* To do *
Using the listing below, select the lines with the word "agent" and copy them.
— BEGIN Supplied data —
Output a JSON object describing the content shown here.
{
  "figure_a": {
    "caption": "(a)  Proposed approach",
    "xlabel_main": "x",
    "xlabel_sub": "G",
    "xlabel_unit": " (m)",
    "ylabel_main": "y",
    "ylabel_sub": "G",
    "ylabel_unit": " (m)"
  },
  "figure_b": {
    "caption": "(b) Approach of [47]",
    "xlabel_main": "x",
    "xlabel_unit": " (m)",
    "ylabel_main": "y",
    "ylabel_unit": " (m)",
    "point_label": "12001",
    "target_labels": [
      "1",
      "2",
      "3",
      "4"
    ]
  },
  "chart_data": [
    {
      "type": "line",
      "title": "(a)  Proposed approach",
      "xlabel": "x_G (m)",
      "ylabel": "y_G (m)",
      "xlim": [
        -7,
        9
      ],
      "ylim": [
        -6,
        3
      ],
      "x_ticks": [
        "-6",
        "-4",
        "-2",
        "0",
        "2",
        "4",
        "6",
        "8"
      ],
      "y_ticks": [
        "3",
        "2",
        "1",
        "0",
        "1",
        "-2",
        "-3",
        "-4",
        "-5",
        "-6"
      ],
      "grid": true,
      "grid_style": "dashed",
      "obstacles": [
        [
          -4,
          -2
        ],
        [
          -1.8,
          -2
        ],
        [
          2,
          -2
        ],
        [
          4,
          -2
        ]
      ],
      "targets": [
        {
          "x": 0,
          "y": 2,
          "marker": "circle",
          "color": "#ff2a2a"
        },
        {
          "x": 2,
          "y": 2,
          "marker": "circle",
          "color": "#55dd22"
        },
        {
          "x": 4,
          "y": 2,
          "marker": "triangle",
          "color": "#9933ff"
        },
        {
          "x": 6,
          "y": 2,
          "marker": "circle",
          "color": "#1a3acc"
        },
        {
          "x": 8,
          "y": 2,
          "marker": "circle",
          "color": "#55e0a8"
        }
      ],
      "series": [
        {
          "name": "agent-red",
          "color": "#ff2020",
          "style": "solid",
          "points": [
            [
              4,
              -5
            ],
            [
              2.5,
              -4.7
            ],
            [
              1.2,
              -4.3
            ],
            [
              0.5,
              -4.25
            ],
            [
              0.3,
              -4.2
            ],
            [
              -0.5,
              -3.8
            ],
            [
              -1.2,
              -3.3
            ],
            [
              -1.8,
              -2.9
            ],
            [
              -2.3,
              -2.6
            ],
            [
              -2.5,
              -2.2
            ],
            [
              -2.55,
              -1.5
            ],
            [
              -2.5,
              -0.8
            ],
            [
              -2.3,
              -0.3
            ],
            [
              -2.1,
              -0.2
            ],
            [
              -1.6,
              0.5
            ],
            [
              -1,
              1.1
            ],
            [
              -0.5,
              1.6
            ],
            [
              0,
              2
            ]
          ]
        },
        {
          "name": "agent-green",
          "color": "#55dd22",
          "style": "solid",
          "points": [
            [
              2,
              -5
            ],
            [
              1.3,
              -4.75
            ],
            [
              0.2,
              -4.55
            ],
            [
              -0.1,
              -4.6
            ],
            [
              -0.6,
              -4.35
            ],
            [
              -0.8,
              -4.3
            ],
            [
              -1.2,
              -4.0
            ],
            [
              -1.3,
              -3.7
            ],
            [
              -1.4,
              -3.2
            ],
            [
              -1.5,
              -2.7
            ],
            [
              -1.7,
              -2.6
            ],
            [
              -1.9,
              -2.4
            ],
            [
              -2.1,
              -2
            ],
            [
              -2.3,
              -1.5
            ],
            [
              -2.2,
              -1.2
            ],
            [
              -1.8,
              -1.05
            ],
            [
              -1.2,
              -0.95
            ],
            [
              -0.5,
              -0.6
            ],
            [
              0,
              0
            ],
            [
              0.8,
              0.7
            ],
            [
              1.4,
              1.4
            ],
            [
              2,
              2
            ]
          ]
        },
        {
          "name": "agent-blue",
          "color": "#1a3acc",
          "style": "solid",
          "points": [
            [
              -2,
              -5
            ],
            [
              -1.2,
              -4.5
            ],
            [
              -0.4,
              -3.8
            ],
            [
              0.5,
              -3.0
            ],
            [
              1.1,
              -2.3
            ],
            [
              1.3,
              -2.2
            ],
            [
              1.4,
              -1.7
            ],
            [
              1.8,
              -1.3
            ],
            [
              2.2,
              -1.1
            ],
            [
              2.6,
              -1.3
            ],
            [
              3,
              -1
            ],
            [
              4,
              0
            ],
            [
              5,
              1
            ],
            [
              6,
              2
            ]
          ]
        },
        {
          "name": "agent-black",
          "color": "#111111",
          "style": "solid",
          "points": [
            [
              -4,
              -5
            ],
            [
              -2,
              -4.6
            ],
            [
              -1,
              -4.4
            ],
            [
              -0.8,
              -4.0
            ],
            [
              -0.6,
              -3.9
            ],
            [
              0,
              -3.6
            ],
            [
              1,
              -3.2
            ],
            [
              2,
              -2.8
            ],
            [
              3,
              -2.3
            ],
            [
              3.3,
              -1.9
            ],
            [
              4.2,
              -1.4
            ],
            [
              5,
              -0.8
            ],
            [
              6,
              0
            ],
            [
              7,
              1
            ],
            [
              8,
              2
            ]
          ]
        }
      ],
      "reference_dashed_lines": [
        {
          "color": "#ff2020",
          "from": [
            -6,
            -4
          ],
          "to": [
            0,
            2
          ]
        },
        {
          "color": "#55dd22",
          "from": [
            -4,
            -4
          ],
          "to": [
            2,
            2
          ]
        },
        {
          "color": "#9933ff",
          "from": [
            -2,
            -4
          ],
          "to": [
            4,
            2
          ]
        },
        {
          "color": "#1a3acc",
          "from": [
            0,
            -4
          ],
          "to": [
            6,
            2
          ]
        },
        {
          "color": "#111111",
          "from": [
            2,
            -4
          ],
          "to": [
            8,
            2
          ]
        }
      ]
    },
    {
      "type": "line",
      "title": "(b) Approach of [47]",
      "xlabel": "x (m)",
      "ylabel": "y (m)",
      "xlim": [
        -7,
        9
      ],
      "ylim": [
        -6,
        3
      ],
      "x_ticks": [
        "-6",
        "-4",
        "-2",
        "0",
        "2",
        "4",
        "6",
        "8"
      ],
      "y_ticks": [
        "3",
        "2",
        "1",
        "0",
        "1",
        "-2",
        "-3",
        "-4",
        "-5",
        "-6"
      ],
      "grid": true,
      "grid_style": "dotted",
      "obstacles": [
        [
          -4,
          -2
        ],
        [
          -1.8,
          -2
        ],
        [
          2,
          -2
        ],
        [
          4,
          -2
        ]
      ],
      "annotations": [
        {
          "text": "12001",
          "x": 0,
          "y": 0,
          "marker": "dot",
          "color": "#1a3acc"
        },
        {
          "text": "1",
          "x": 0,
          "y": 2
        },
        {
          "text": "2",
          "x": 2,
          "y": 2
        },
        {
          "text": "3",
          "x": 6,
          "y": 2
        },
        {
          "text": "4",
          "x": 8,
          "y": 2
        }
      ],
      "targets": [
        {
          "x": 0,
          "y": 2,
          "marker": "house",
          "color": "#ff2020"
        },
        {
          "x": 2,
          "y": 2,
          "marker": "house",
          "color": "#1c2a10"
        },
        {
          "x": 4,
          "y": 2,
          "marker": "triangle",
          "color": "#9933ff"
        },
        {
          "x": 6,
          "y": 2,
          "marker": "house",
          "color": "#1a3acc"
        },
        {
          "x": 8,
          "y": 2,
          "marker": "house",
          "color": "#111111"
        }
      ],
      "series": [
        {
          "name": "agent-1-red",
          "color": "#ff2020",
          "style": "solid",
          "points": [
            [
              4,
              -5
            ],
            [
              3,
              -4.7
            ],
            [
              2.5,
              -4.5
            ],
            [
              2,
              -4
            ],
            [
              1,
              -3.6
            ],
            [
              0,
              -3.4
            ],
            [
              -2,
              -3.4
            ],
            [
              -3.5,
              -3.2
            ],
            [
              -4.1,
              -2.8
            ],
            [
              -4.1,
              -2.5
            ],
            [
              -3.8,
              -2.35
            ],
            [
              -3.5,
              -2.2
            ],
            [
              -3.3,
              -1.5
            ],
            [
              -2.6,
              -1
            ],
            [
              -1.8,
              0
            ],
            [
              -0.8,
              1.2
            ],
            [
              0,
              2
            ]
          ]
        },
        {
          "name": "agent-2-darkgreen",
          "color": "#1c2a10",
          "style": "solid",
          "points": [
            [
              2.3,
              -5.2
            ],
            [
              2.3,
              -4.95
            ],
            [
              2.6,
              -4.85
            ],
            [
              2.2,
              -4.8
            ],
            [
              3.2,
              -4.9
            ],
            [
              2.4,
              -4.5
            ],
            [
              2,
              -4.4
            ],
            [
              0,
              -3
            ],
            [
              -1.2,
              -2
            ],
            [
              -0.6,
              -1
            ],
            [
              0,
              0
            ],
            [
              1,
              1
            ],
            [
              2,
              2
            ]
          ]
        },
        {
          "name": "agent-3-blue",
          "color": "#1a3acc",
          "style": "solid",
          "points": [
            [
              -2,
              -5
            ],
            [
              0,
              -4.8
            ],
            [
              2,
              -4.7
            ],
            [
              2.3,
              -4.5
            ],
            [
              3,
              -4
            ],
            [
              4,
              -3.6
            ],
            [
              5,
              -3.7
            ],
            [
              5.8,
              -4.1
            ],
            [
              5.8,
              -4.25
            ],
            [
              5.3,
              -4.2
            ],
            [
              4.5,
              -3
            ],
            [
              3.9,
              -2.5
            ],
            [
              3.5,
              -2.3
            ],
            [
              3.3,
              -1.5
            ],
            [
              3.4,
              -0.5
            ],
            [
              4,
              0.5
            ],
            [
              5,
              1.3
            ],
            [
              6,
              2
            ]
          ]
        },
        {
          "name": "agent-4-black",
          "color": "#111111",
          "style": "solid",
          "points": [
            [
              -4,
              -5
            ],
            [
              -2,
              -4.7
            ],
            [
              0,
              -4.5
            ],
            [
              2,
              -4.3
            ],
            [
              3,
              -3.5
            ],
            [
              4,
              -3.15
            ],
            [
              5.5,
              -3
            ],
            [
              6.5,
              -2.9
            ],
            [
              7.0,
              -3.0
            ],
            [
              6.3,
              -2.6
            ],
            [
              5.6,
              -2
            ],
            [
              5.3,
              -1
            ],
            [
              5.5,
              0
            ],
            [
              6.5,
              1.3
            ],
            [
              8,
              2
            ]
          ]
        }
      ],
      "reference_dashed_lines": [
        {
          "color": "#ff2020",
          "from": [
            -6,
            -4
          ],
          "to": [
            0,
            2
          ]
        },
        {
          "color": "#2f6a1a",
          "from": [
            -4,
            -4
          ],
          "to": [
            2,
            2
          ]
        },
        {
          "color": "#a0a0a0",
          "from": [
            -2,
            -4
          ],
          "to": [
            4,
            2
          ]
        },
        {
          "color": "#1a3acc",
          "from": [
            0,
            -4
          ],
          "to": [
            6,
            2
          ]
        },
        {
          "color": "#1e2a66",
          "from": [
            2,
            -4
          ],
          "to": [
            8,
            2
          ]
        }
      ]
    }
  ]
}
— END Supplied data —
* Written response *
          "name": "agent-red",
          "name": "agent-green",
          "name": "agent-blue",
          "name": "agent-black",
          "name": "agent-1-red",
          "name": "agent-2-darkgreen",
          "name": "agent-3-blue",
          "name": "agent-4-black",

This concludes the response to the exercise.